Provided passage ::

# What kind of herb is this?



## FarmFamily (Feb 12, 2014)

Hello. This herb is growing in a friend's herb garden. Her husband bought/planted the herbs last yr and they aren't marked. I'm not really sure what this is. It tastes a lot like oregano. Looks nothing like any oregano or other herb I have. This picture shows it while in bloom. Any ideas??


----------



## bluefish (Jan 27, 2006)

I don't see a pic?


----------



## FarmChix (Mar 3, 2013)

Me either.  I even clicked on the little picture icon....nothing.


----------



## FarmFamily (Feb 12, 2014)

Ok this is strange. The picture was there when I posted. Let's try this again....


----------



## vicker (Jul 11, 2003)

Wild Bergamot, similar to bee-balm.


----------



## kentuckyhippie (May 29, 2004)

bergamot, sometimes called bee balm. makes good tea


----------



## Paumon (Jul 12, 2007)

That is lilac colored *Monarda didyma*. There are two colors of monarda there in that picture (lilac and red) but that is the didyma variety, not the wild fistulosa variety - monarda fistulosa (also has pale lilac colored blooms but shorter stems and flatter flowers) is what is called wild bergamot because it smells like oil of bergamot oranges from Spain, used for making Earl Grey tea. Monarda didyma (which has red, lilac and several other colors of blooms) is what your friend has there and many varieties of domesticated didyma are sold as an herb or ornamental plant - all monardas are most commonly known as bee balm, bergamot, horsemint, oswego tea plant. 

Monarda is also found in other colors besides lilac and red - there is also white, cream, blue, several shades of pink, orange-red, scarlet, violet, dark purple, mahogany, and very pale creamy pink spotted with dark fuschia-pink and violet.

Record extracts ::
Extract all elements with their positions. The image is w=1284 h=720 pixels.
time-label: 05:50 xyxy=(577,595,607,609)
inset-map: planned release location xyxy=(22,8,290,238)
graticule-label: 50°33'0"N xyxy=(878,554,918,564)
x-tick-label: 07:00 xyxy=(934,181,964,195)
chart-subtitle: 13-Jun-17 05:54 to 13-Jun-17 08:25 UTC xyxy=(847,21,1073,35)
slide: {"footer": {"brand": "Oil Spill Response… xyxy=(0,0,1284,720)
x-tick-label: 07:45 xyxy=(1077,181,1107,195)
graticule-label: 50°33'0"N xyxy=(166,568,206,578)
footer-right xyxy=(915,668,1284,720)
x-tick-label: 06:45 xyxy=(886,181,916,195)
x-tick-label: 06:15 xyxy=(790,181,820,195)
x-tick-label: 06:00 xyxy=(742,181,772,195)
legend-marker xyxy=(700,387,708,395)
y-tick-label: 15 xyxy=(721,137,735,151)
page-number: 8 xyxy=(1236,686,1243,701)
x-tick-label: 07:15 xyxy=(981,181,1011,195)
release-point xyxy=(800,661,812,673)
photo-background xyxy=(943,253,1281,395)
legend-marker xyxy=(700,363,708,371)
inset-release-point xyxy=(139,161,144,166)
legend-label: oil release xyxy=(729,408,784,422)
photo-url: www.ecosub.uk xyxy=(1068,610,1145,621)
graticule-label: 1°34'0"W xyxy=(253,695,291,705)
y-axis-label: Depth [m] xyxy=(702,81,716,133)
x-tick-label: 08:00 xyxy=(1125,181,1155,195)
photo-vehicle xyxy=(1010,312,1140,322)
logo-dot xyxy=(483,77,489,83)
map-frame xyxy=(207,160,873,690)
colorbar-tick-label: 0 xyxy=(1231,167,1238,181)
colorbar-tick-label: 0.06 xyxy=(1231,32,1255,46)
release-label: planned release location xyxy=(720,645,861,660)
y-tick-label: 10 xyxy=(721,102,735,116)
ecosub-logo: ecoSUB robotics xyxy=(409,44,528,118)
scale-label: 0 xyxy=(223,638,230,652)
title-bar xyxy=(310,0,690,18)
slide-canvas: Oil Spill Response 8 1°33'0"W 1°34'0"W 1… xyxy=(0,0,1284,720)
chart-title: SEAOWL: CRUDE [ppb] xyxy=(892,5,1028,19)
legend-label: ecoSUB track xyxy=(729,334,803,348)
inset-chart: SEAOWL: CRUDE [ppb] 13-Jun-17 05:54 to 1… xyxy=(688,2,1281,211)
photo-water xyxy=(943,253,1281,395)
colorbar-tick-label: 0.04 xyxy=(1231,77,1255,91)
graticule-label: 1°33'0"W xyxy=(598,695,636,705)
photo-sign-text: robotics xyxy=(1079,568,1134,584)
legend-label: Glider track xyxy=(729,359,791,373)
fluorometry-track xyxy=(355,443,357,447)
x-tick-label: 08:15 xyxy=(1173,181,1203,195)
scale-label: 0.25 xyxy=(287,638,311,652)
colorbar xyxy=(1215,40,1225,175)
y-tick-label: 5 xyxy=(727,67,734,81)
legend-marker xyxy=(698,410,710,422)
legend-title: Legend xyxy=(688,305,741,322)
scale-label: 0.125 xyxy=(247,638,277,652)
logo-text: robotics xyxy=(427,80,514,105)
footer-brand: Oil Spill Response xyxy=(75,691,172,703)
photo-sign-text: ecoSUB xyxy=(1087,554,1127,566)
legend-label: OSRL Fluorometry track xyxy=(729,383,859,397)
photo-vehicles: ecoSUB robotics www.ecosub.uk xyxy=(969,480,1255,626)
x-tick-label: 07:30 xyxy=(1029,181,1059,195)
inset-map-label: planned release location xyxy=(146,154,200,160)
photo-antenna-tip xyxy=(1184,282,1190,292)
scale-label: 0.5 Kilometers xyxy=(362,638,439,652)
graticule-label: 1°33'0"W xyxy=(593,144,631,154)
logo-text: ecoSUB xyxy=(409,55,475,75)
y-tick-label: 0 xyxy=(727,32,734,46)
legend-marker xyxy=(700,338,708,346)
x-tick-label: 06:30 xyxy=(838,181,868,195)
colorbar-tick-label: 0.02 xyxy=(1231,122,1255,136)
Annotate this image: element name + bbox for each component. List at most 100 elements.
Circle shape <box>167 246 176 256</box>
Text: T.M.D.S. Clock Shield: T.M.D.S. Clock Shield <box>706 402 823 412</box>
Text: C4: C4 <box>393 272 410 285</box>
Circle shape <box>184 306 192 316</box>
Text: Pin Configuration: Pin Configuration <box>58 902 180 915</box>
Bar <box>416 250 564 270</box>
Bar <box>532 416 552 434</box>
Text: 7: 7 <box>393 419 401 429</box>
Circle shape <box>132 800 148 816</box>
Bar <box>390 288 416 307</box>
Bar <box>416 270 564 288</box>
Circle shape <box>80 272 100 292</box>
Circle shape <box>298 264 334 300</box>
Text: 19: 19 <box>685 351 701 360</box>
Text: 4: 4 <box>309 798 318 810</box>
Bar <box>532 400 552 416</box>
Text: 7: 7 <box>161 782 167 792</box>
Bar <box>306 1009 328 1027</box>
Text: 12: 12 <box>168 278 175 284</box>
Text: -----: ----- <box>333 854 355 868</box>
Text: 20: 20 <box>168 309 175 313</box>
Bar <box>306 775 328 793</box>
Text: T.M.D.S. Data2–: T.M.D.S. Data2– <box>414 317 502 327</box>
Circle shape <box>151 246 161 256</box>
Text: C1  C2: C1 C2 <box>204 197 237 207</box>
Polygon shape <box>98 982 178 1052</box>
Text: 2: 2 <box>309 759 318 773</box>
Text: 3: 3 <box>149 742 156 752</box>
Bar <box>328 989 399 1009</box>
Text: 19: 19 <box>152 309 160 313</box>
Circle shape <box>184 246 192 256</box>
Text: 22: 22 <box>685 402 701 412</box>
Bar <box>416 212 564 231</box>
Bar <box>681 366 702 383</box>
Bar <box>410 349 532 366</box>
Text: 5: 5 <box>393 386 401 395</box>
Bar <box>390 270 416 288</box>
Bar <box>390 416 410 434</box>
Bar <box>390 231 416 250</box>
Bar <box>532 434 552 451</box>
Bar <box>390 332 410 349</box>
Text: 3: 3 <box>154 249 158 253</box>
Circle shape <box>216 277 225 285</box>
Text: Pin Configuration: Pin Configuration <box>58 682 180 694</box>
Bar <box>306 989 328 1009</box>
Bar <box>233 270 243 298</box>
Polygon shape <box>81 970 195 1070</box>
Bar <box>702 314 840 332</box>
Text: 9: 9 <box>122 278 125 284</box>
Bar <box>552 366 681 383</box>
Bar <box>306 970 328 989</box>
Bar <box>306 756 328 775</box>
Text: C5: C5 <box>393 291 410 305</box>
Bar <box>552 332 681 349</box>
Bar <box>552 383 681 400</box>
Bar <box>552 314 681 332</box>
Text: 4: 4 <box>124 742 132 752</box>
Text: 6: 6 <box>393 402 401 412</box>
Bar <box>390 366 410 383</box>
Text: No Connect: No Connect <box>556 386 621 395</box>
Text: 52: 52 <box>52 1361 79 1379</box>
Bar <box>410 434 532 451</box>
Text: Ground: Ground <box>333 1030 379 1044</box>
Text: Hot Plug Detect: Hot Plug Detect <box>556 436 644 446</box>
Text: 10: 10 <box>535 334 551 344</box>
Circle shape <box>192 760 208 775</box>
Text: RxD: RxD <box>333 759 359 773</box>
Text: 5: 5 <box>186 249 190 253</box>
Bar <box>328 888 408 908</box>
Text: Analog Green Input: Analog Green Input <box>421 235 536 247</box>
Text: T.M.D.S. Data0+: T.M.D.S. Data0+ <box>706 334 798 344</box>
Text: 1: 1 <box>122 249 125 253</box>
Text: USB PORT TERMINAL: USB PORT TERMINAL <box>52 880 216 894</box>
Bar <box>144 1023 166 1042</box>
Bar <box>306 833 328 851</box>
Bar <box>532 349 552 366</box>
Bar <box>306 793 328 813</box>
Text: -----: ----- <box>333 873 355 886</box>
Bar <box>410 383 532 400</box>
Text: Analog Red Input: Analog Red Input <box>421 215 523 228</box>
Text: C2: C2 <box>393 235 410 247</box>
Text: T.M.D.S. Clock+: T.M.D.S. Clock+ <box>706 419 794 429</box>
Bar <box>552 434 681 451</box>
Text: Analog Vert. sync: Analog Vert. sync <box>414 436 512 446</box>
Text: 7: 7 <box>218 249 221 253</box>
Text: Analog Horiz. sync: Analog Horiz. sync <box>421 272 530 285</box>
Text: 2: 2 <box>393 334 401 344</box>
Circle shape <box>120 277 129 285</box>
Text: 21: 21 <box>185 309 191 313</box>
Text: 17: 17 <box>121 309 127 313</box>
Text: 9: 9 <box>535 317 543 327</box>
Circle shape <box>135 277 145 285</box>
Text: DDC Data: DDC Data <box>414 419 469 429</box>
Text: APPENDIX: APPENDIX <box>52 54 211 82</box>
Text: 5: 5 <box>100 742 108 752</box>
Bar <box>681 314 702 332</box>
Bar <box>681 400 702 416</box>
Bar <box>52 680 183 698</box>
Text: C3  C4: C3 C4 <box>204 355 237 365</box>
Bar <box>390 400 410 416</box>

Tasks to carry out ::
1) Answer these questions using the forum thread:
(a) What does FarmFamily say the herb tastes like?
(b) According to kentuckyhippie, what does bergamot make?
(c) According to Paumon, what is oil of bergamot oranges used for making?
2) Rewrite the forum thread from "# What kind" up to and including "(Jan 27, 2006)", swapping "oregano" for "basil".
The records have no connection to the forum thread.

Answers for the tasks ::
1)
(a) It tastes a lot like oregano.
(b) Good tea.
(c) Earl Grey tea.

2)
# What kind of herb is this?



## FarmFamily (Feb 12, 2014)

Hello. This herb is growing in a friend's herb garden. Her husband bought/planted the herbs last yr and they aren't marked. I'm not really sure what this is. It tastes a lot like basil. Looks nothing like any basil or other herb I have. This picture shows it while in bloom. Any ideas??


----------



## bluefish (Jan 27, 2006)